[Dataset records]
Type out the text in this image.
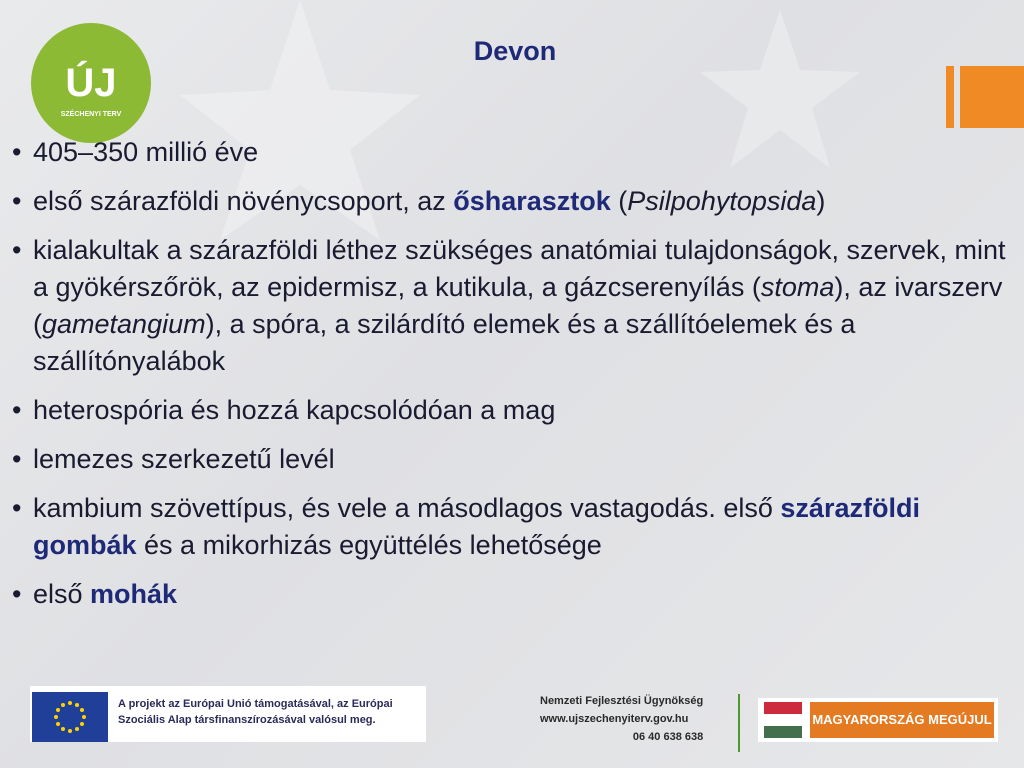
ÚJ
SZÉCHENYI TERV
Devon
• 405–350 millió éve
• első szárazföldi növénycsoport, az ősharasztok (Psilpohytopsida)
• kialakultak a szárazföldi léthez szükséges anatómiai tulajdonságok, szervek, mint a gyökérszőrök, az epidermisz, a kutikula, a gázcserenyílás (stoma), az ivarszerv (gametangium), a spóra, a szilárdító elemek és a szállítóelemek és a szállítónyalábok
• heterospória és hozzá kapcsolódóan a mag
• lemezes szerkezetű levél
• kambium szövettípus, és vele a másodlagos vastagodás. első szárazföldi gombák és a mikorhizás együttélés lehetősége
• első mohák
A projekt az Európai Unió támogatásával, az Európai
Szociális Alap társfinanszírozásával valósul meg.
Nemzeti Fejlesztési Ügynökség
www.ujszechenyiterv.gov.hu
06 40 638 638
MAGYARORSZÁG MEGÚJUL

:: Problem ::
Out of the records, collect only those lines that contain the string "szárazföldi".

:: Full output ::
• első szárazföldi növénycsoport, az ősharasztok (Psilpohytopsida)
• kialakultak a szárazföldi léthez szükséges anatómiai tulajdonságok, szervek, mint a gyökérszőrök, az epidermisz, a kutikula, a gázcserenyílás (stoma), az ivarszerv (gametangium), a spóra, a szilárdító elemek és a szállítóelemek és a szállítónyalábok
• kambium szövettípus, és vele a másodlagos vastagodás. első szárazföldi gombák és a mikorhizás együttélés lehetősége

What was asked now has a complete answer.